§ TASK INSTRUCTIONS: Quote the items word for word, from their first line through the line that contains "dash-marker: – xyxy=(197,1879,210,1908)".

Start of PROVIDED MATERIAL

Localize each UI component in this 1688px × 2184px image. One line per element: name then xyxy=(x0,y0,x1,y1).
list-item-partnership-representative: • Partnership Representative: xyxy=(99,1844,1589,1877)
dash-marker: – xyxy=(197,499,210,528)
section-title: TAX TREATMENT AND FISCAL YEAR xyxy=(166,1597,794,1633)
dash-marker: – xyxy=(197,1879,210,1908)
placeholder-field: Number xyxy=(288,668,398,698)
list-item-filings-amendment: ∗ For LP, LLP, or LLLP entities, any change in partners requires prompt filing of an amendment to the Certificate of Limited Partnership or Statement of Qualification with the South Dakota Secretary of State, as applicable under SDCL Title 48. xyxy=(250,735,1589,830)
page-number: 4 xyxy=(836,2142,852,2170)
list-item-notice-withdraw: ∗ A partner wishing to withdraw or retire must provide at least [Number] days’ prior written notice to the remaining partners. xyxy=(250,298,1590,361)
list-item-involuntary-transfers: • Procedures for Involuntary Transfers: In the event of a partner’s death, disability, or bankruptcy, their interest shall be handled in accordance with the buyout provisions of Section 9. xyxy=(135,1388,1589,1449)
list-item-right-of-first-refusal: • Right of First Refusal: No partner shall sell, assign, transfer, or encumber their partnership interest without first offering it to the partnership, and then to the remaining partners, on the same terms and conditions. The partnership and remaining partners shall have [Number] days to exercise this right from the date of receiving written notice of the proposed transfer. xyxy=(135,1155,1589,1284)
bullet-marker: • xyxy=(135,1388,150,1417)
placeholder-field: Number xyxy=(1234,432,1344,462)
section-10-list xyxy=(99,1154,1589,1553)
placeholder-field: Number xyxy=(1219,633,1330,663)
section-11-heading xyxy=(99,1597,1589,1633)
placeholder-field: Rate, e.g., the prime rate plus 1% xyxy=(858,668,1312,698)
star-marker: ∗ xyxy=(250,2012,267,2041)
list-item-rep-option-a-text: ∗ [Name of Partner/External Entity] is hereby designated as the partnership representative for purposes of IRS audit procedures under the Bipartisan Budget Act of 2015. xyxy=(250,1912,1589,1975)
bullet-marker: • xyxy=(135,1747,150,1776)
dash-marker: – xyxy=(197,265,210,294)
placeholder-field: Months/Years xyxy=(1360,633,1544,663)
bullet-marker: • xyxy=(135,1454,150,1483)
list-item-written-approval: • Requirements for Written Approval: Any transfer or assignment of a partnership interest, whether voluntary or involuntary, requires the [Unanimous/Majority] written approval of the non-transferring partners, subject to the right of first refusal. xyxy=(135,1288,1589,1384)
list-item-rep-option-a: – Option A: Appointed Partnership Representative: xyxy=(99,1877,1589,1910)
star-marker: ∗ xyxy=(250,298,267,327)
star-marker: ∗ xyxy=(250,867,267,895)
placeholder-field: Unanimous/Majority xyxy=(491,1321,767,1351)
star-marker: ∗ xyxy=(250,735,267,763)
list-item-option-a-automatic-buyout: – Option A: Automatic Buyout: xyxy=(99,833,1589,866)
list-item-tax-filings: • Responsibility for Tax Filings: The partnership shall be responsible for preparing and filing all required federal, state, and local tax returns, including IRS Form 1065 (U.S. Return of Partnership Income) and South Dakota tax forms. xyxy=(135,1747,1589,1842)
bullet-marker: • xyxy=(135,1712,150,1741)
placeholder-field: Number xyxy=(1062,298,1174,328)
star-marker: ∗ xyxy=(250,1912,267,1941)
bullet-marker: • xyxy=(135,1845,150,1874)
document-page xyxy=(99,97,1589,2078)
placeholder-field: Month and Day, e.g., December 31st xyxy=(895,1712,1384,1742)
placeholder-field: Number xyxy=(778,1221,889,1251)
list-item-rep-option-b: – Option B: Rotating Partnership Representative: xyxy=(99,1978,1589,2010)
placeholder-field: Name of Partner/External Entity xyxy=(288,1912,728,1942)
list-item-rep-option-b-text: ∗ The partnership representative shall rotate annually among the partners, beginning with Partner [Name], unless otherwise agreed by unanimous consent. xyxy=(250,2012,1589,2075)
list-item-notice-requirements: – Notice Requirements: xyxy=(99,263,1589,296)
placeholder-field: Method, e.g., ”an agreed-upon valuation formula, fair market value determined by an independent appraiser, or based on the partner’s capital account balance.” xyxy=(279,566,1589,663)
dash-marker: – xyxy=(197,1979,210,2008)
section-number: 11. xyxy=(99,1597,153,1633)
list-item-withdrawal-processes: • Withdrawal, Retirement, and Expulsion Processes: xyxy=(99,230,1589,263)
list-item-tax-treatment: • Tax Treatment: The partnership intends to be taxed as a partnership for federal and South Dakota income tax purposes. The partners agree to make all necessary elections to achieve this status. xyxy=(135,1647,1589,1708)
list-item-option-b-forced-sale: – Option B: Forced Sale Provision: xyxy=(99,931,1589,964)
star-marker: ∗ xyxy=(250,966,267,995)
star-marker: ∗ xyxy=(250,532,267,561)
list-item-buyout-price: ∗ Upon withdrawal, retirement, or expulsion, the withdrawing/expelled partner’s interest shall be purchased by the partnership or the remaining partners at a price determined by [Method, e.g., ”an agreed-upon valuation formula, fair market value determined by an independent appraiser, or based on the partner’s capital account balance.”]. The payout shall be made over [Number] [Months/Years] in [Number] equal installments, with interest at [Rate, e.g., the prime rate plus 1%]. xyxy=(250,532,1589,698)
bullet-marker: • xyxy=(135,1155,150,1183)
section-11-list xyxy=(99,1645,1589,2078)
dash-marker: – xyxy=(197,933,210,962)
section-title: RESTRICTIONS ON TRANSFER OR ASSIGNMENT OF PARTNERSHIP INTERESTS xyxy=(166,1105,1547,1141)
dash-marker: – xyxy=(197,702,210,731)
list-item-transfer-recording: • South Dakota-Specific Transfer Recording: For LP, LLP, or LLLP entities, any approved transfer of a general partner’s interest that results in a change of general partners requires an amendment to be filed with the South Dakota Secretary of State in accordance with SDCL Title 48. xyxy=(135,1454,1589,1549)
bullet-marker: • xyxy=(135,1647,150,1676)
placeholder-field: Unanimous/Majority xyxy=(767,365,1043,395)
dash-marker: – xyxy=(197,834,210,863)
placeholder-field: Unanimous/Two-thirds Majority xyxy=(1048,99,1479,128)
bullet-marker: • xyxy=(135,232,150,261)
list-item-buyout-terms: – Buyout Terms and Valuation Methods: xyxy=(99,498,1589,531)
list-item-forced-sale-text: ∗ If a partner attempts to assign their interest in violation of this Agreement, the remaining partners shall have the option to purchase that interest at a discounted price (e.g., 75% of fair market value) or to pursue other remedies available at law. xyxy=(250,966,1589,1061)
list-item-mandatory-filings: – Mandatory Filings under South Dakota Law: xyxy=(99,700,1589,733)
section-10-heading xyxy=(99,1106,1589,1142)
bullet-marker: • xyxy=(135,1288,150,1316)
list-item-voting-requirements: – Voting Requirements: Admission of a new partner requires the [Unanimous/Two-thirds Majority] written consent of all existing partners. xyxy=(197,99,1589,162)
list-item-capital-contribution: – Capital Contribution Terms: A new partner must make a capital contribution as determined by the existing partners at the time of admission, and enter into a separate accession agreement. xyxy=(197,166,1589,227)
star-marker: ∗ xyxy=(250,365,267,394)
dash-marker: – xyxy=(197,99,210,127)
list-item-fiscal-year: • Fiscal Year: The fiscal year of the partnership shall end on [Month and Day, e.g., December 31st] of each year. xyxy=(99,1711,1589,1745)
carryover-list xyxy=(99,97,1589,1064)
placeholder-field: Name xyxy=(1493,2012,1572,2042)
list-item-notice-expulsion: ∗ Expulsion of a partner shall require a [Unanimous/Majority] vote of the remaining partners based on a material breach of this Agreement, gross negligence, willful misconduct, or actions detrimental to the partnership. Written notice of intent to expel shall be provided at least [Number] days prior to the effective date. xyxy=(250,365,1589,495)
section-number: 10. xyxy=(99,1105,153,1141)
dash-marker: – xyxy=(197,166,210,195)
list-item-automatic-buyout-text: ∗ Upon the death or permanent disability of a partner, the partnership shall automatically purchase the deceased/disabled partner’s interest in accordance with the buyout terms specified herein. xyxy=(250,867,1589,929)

End of PROVIDED MATERIAL

§ EXERCISE RESULT:
Localize each UI component in this 1688px × 2184px image. One line per element: name then xyxy=(x0,y0,x1,y1).
list-item-partnership-representative: • Partnership Representative: xyxy=(99,1844,1589,1877)
dash-marker: – xyxy=(197,499,210,528)
section-title: TAX TREATMENT AND FISCAL YEAR xyxy=(166,1597,794,1633)
dash-marker: – xyxy=(197,1879,210,1908)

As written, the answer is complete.